■ Problem ■
A faithful transcription of all the data is required.

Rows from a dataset

☆ ☆ ☆ ☆ ☆

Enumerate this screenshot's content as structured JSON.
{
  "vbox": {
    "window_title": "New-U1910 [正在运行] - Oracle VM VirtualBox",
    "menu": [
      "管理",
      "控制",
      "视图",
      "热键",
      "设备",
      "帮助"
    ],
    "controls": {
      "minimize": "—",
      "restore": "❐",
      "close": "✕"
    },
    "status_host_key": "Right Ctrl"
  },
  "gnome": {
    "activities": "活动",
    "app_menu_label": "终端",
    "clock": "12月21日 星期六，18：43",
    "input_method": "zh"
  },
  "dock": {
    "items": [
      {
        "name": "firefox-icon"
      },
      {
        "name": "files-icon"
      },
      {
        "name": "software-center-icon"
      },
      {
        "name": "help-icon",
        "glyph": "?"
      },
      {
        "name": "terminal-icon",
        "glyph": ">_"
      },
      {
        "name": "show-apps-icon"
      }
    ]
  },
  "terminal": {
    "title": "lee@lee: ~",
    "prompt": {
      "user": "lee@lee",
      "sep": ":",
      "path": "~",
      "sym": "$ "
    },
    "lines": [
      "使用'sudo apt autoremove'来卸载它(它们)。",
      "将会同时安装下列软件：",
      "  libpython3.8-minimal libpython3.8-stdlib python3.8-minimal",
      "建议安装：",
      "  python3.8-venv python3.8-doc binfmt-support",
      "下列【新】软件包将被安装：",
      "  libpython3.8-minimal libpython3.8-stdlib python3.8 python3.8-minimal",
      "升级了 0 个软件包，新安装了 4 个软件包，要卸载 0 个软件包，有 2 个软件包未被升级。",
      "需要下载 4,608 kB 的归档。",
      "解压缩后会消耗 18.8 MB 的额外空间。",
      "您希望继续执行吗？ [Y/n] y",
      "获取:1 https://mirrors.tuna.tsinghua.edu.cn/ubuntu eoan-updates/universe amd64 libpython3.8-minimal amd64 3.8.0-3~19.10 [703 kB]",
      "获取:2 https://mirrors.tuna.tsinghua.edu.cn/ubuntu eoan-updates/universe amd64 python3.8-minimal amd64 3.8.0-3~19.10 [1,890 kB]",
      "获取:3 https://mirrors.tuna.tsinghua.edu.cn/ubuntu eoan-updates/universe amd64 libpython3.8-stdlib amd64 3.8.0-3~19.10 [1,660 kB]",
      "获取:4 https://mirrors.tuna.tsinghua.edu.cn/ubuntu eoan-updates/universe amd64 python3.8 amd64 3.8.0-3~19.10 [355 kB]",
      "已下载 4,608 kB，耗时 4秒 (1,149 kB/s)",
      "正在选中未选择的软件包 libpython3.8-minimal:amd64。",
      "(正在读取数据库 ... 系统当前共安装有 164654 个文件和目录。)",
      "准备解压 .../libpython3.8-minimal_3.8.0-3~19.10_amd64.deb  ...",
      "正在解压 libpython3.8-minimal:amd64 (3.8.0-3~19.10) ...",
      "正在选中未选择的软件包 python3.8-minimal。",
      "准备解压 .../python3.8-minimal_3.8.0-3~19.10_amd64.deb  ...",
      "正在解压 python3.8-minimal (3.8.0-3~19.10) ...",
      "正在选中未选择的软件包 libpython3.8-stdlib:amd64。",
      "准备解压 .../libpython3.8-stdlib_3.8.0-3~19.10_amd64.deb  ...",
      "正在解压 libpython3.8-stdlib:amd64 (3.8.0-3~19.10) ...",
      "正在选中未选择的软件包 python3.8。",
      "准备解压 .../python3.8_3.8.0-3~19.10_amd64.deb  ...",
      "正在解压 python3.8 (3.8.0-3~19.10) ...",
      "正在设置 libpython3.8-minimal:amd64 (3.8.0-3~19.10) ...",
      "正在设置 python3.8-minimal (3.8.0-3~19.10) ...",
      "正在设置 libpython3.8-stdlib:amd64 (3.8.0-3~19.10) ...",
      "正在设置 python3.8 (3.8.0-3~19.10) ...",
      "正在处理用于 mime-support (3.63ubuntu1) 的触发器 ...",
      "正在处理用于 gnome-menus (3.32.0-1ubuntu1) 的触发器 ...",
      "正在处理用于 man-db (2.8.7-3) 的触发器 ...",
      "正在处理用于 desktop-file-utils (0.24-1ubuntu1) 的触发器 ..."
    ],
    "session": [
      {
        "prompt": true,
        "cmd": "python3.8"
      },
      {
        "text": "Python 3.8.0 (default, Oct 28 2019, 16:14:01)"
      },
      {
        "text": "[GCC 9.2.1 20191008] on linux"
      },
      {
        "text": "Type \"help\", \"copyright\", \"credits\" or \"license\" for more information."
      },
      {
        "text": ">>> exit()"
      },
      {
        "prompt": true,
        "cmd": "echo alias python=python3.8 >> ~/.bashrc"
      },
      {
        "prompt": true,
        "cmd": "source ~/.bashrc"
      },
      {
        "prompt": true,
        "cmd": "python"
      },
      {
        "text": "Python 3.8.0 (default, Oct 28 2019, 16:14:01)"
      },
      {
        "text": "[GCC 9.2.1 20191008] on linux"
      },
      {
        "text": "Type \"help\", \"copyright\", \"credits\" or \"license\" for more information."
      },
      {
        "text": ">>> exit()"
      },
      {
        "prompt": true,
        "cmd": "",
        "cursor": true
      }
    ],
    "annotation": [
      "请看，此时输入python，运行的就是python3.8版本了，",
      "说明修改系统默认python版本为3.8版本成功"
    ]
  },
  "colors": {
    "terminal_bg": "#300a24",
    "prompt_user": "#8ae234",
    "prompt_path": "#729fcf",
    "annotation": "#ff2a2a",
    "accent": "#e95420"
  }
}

☆ ☆ ☆ ☆ ☆

■ The reply ■
Enumerate this screenshot's content as structured JSON.
{
  "vbox": {
    "window_title": "New-U1910 [正在运行] - Oracle VM VirtualBox",
    "menu": [
      "管理",
      "控制",
      "视图",
      "热键",
      "设备",
      "帮助"
    ],
    "controls": {
      "minimize": "—",
      "restore": "❐",
      "close": "✕"
    },
    "status_host_key": "Right Ctrl"
  },
  "gnome": {
    "activities": "活动",
    "app_menu_label": "终端",
    "clock": "12月21日 星期六，18：43",
    "input_method": "zh"
  },
  "dock": {
    "items": [
      {
        "name": "firefox-icon"
      },
      {
        "name": "files-icon"
      },
      {
        "name": "software-center-icon"
      },
      {
        "name": "help-icon",
        "glyph": "?"
      },
      {
        "name": "terminal-icon",
        "glyph": ">_"
      },
      {
        "name": "show-apps-icon"
      }
    ]
  },
  "terminal": {
    "title": "lee@lee: ~",
    "prompt": {
      "user": "lee@lee",
      "sep": ":",
      "path": "~",
      "sym": "$ "
    },
    "lines": [
      "使用'sudo apt autoremove'来卸载它(它们)。",
      "将会同时安装下列软件：",
      "  libpython3.8-minimal libpython3.8-stdlib python3.8-minimal",
      "建议安装：",
      "  python3.8-venv python3.8-doc binfmt-support",
      "下列【新】软件包将被安装：",
      "  libpython3.8-minimal libpython3.8-stdlib python3.8 python3.8-minimal",
      "升级了 0 个软件包，新安装了 4 个软件包，要卸载 0 个软件包，有 2 个软件包未被升级。",
      "需要下载 4,608 kB 的归档。",
      "解压缩后会消耗 18.8 MB 的额外空间。",
      "您希望继续执行吗？ [Y/n] y",
      "获取:1 https://mirrors.tuna.tsinghua.edu.cn/ubuntu eoan-updates/universe amd64 libpython3.8-minimal amd64 3.8.0-3~19.10 [703 kB]",
      "获取:2 https://mirrors.tuna.tsinghua.edu.cn/ubuntu eoan-updates/universe amd64 python3.8-minimal amd64 3.8.0-3~19.10 [1,890 kB]",
      "获取:3 https://mirrors.tuna.tsinghua.edu.cn/ubuntu eoan-updates/universe amd64 libpython3.8-stdlib amd64 3.8.0-3~19.10 [1,660 kB]",
      "获取:4 https://mirrors.tuna.tsinghua.edu.cn/ubuntu eoan-updates/universe amd64 python3.8 amd64 3.8.0-3~19.10 [355 kB]",
      "已下载 4,608 kB，耗时 4秒 (1,149 kB/s)",
      "正在选中未选择的软件包 libpython3.8-minimal:amd64。",
      "(正在读取数据库 ... 系统当前共安装有 164654 个文件和目录。)",
      "准备解压 .../libpython3.8-minimal_3.8.0-3~19.10_amd64.deb  ...",
      "正在解压 libpython3.8-minimal:amd64 (3.8.0-3~19.10) ...",
      "正在选中未选择的软件包 python3.8-minimal。",
      "准备解压 .../python3.8-minimal_3.8.0-3~19.10_amd64.deb  ...",
      "正在解压 python3.8-minimal (3.8.0-3~19.10) ...",
      "正在选中未选择的软件包 libpython3.8-stdlib:amd64。",
      "准备解压 .../libpython3.8-stdlib_3.8.0-3~19.10_amd64.deb  ...",
      "正在解压 libpython3.8-stdlib:amd64 (3.8.0-3~19.10) ...",
      "正在选中未选择的软件包 python3.8。",
      "准备解压 .../python3.8_3.8.0-3~19.10_amd64.deb  ...",
      "正在解压 python3.8 (3.8.0-3~19.10) ...",
      "正在设置 libpython3.8-minimal:amd64 (3.8.0-3~19.10) ...",
      "正在设置 python3.8-minimal (3.8.0-3~19.10) ...",
      "正在设置 libpython3.8-stdlib:amd64 (3.8.0-3~19.10) ...",
      "正在设置 python3.8 (3.8.0-3~19.10) ...",
      "正在处理用于 mime-support (3.63ubuntu1) 的触发器 ...",
      "正在处理用于 gnome-menus (3.32.0-1ubuntu1) 的触发器 ...",
      "正在处理用于 man-db (2.8.7-3) 的触发器 ...",
      "正在处理用于 desktop-file-utils (0.24-1ubuntu1) 的触发器 ..."
    ],
    "session": [
      {
        "prompt": true,
        "cmd": "python3.8"
      },
      {
        "text": "Python 3.8.0 (default, Oct 28 2019, 16:14:01)"
      },
      {
        "text": "[GCC 9.2.1 20191008] on linux"
      },
      {
        "text": "Type \"help\", \"copyright\", \"credits\" or \"license\" for more information."
      },
      {
        "text": ">>> exit()"
      },
      {
        "prompt": true,
        "cmd": "echo alias python=python3.8 >> ~/.bashrc"
      },
      {
        "prompt": true,
        "cmd": "source ~/.bashrc"
      },
      {
        "prompt": true,
        "cmd": "python"
      },
      {
        "text": "Python 3.8.0 (default, Oct 28 2019, 16:14:01)"
      },
      {
        "text": "[GCC 9.2.1 20191008] on linux"
      },
      {
        "text": "Type \"help\", \"copyright\", \"credits\" or \"license\" for more information."
      },
      {
        "text": ">>> exit()"
      },
      {
        "prompt": true,
        "cmd": "",
        "cursor": true
      }
    ],
    "annotation": [
      "请看，此时输入python，运行的就是python3.8版本了，",
      "说明修改系统默认python版本为3.8版本成功"
    ]
  },
  "colors": {
    "terminal_bg": "#300a24",
    "prompt_user": "#8ae234",
    "prompt_path": "#729fcf",
    "annotation": "#ff2a2a",
    "accent": "#e95420"
  }
}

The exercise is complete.